[GOAL]
Take all the material and copy it exactly.

[EXERCISE INPUT]
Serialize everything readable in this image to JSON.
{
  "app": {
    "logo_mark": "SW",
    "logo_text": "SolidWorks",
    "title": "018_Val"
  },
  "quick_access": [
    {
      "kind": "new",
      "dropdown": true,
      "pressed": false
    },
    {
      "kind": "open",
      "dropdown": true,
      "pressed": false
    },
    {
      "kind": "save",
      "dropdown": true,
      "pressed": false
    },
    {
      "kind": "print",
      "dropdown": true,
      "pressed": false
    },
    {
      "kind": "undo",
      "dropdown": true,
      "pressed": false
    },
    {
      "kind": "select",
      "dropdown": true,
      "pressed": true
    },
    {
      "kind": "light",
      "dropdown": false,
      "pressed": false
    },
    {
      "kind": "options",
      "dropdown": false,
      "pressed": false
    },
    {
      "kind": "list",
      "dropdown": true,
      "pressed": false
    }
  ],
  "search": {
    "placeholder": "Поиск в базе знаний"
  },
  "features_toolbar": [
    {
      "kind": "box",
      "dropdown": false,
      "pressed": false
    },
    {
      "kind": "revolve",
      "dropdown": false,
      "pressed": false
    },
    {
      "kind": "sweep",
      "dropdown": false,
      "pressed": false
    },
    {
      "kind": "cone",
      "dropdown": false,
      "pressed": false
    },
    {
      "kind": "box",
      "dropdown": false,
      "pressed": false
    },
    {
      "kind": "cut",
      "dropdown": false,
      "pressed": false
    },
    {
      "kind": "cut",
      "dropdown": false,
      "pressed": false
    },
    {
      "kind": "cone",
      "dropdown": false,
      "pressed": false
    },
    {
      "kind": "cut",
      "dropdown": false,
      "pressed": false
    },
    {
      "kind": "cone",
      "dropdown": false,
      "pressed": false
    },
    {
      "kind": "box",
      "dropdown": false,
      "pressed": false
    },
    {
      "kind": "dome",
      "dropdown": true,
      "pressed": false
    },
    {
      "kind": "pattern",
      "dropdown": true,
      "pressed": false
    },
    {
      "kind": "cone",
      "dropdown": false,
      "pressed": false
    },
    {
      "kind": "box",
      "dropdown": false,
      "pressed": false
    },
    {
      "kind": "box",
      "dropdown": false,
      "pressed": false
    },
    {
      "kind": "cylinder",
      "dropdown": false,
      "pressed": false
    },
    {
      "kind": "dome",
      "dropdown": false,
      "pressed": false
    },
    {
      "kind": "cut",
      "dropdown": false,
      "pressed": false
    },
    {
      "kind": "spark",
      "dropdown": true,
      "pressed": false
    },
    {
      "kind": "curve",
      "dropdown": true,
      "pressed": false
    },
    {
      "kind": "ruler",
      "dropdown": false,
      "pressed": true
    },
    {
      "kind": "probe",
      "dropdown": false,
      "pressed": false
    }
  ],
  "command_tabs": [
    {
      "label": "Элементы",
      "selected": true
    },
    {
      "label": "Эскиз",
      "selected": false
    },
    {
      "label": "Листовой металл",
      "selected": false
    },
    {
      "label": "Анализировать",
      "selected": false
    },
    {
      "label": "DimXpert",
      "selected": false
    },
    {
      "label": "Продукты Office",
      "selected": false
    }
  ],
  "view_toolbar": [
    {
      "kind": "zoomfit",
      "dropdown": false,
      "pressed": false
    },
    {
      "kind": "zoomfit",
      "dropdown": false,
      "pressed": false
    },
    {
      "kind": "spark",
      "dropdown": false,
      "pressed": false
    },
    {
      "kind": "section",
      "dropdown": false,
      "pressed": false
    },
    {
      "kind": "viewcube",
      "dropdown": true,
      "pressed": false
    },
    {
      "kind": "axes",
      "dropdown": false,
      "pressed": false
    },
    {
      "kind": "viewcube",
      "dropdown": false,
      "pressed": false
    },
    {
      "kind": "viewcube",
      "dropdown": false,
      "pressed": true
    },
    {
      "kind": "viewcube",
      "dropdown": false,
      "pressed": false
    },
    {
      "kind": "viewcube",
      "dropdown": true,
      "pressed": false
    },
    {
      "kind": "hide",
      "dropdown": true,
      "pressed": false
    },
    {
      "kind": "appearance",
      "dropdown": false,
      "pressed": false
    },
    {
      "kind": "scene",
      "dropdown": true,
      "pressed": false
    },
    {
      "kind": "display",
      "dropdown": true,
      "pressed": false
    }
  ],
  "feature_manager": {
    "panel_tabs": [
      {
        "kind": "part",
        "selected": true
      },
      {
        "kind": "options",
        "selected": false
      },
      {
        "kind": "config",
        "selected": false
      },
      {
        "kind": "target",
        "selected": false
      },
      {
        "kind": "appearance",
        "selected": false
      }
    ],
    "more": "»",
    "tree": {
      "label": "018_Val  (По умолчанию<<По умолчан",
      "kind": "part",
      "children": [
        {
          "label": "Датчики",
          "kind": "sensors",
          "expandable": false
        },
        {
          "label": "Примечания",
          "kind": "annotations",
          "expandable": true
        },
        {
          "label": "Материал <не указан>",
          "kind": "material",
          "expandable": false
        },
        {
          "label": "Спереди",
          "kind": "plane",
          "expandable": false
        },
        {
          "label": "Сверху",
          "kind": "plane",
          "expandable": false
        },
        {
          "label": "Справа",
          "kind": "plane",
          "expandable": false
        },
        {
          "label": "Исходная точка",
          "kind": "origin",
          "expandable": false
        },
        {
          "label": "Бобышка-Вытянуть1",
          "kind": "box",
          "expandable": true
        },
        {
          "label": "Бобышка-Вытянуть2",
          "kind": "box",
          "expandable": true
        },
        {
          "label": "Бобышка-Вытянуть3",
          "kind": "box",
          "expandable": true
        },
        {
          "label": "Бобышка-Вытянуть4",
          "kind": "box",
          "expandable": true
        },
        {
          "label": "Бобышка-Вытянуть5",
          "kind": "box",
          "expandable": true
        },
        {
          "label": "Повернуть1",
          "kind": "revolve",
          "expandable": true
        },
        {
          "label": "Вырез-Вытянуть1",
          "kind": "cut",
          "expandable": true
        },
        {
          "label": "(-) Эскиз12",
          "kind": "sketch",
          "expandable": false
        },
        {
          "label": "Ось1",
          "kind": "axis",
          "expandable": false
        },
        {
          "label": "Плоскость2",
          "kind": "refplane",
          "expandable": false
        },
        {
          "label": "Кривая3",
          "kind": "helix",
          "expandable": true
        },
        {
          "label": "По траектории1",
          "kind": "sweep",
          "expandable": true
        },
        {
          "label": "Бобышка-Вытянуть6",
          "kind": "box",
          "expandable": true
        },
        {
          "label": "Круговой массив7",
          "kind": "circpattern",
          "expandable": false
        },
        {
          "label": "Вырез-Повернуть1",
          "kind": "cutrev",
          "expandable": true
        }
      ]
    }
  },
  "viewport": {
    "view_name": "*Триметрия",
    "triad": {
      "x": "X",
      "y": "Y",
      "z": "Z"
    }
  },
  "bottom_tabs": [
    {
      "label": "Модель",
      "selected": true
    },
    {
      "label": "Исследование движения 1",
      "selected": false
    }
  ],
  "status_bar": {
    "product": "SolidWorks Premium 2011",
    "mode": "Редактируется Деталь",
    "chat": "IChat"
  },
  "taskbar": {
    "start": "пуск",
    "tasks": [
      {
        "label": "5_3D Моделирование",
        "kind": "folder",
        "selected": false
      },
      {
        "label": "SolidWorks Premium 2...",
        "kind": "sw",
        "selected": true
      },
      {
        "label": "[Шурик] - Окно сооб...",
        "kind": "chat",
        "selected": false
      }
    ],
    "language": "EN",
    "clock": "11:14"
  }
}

[TASK ANSWER]
Serialize everything readable in this image to JSON.
{
  "app": {
    "logo_mark": "SW",
    "logo_text": "SolidWorks",
    "title": "018_Val"
  },
  "quick_access": [
    {
      "kind": "new",
      "dropdown": true,
      "pressed": false
    },
    {
      "kind": "open",
      "dropdown": true,
      "pressed": false
    },
    {
      "kind": "save",
      "dropdown": true,
      "pressed": false
    },
    {
      "kind": "print",
      "dropdown": true,
      "pressed": false
    },
    {
      "kind": "undo",
      "dropdown": true,
      "pressed": false
    },
    {
      "kind": "select",
      "dropdown": true,
      "pressed": true
    },
    {
      "kind": "light",
      "dropdown": false,
      "pressed": false
    },
    {
      "kind": "options",
      "dropdown": false,
      "pressed": false
    },
    {
      "kind": "list",
      "dropdown": true,
      "pressed": false
    }
  ],
  "search": {
    "placeholder": "Поиск в базе знаний"
  },
  "features_toolbar": [
    {
      "kind": "box",
      "dropdown": false,
      "pressed": false
    },
    {
      "kind": "revolve",
      "dropdown": false,
      "pressed": false
    },
    {
      "kind": "sweep",
      "dropdown": false,
      "pressed": false
    },
    {
      "kind": "cone",
      "dropdown": false,
      "pressed": false
    },
    {
      "kind": "box",
      "dropdown": false,
      "pressed": false
    },
    {
      "kind": "cut",
      "dropdown": false,
      "pressed": false
    },
    {
      "kind": "cut",
      "dropdown": false,
      "pressed": false
    },
    {
      "kind": "cone",
      "dropdown": false,
      "pressed": false
    },
    {
      "kind": "cut",
      "dropdown": false,
      "pressed": false
    },
    {
      "kind": "cone",
      "dropdown": false,
      "pressed": false
    },
    {
      "kind": "box",
      "dropdown": false,
      "pressed": false
    },
    {
      "kind": "dome",
      "dropdown": true,
      "pressed": false
    },
    {
      "kind": "pattern",
      "dropdown": true,
      "pressed": false
    },
    {
      "kind": "cone",
      "dropdown": false,
      "pressed": false
    },
    {
      "kind": "box",
      "dropdown": false,
      "pressed": false
    },
    {
      "kind": "box",
      "dropdown": false,
      "pressed": false
    },
    {
      "kind": "cylinder",
      "dropdown": false,
      "pressed": false
    },
    {
      "kind": "dome",
      "dropdown": false,
      "pressed": false
    },
    {
      "kind": "cut",
      "dropdown": false,
      "pressed": false
    },
    {
      "kind": "spark",
      "dropdown": true,
      "pressed": false
    },
    {
      "kind": "curve",
      "dropdown": true,
      "pressed": false
    },
    {
      "kind": "ruler",
      "dropdown": false,
      "pressed": true
    },
    {
      "kind": "probe",
      "dropdown": false,
      "pressed": false
    }
  ],
  "command_tabs": [
    {
      "label": "Элементы",
      "selected": true
    },
    {
      "label": "Эскиз",
      "selected": false
    },
    {
      "label": "Листовой металл",
      "selected": false
    },
    {
      "label": "Анализировать",
      "selected": false
    },
    {
      "label": "DimXpert",
      "selected": false
    },
    {
      "label": "Продукты Office",
      "selected": false
    }
  ],
  "view_toolbar": [
    {
      "kind": "zoomfit",
      "dropdown": false,
      "pressed": false
    },
    {
      "kind": "zoomfit",
      "dropdown": false,
      "pressed": false
    },
    {
      "kind": "spark",
      "dropdown": false,
      "pressed": false
    },
    {
      "kind": "section",
      "dropdown": false,
      "pressed": false
    },
    {
      "kind": "viewcube",
      "dropdown": true,
      "pressed": false
    },
    {
      "kind": "axes",
      "dropdown": false,
      "pressed": false
    },
    {
      "kind": "viewcube",
      "dropdown": false,
      "pressed": false
    },
    {
      "kind": "viewcube",
      "dropdown": false,
      "pressed": true
    },
    {
      "kind": "viewcube",
      "dropdown": false,
      "pressed": false
    },
    {
      "kind": "viewcube",
      "dropdown": true,
      "pressed": false
    },
    {
      "kind": "hide",
      "dropdown": true,
      "pressed": false
    },
    {
      "kind": "appearance",
      "dropdown": false,
      "pressed": false
    },
    {
      "kind": "scene",
      "dropdown": true,
      "pressed": false
    },
    {
      "kind": "display",
      "dropdown": true,
      "pressed": false
    }
  ],
  "feature_manager": {
    "panel_tabs": [
      {
        "kind": "part",
        "selected": true
      },
      {
        "kind": "options",
        "selected": false
      },
      {
        "kind": "config",
        "selected": false
      },
      {
        "kind": "target",
        "selected": false
      },
      {
        "kind": "appearance",
        "selected": false
      }
    ],
    "more": "»",
    "tree": {
      "label": "018_Val  (По умолчанию<<По умолчан",
      "kind": "part",
      "children": [
        {
          "label": "Датчики",
          "kind": "sensors",
          "expandable": false
        },
        {
          "label": "Примечания",
          "kind": "annotations",
          "expandable": true
        },
        {
          "label": "Материал <не указан>",
          "kind": "material",
          "expandable": false
        },
        {
          "label": "Спереди",
          "kind": "plane",
          "expandable": false
        },
        {
          "label": "Сверху",
          "kind": "plane",
          "expandable": false
        },
        {
          "label": "Справа",
          "kind": "plane",
          "expandable": false
        },
        {
          "label": "Исходная точка",
          "kind": "origin",
          "expandable": false
        },
        {
          "label": "Бобышка-Вытянуть1",
          "kind": "box",
          "expandable": true
        },
        {
          "label": "Бобышка-Вытянуть2",
          "kind": "box",
          "expandable": true
        },
        {
          "label": "Бобышка-Вытянуть3",
          "kind": "box",
          "expandable": true
        },
        {
          "label": "Бобышка-Вытянуть4",
          "kind": "box",
          "expandable": true
        },
        {
          "label": "Бобышка-Вытянуть5",
          "kind": "box",
          "expandable": true
        },
        {
          "label": "Повернуть1",
          "kind": "revolve",
          "expandable": true
        },
        {
          "label": "Вырез-Вытянуть1",
          "kind": "cut",
          "expandable": true
        },
        {
          "label": "(-) Эскиз12",
          "kind": "sketch",
          "expandable": false
        },
        {
          "label": "Ось1",
          "kind": "axis",
          "expandable": false
        },
        {
          "label": "Плоскость2",
          "kind": "refplane",
          "expandable": false
        },
        {
          "label": "Кривая3",
          "kind": "helix",
          "expandable": true
        },
        {
          "label": "По траектории1",
          "kind": "sweep",
          "expandable": true
        },
        {
          "label": "Бобышка-Вытянуть6",
          "kind": "box",
          "expandable": true
        },
        {
          "label": "Круговой массив7",
          "kind": "circpattern",
          "expandable": false
        },
        {
          "label": "Вырез-Повернуть1",
          "kind": "cutrev",
          "expandable": true
        }
      ]
    }
  },
  "viewport": {
    "view_name": "*Триметрия",
    "triad": {
      "x": "X",
      "y": "Y",
      "z": "Z"
    }
  },
  "bottom_tabs": [
    {
      "label": "Модель",
      "selected": true
    },
    {
      "label": "Исследование движения 1",
      "selected": false
    }
  ],
  "status_bar": {
    "product": "SolidWorks Premium 2011",
    "mode": "Редактируется Деталь",
    "chat": "IChat"
  },
  "taskbar": {
    "start": "пуск",
    "tasks": [
      {
        "label": "5_3D Моделирование",
        "kind": "folder",
        "selected": false
      },
      {
        "label": "SolidWorks Premium 2...",
        "kind": "sw",
        "selected": true
      },
      {
        "label": "[Шурик] - Окно сооб...",
        "kind": "chat",
        "selected": false
      }
    ],
    "language": "EN",
    "clock": "11:14"
  }
}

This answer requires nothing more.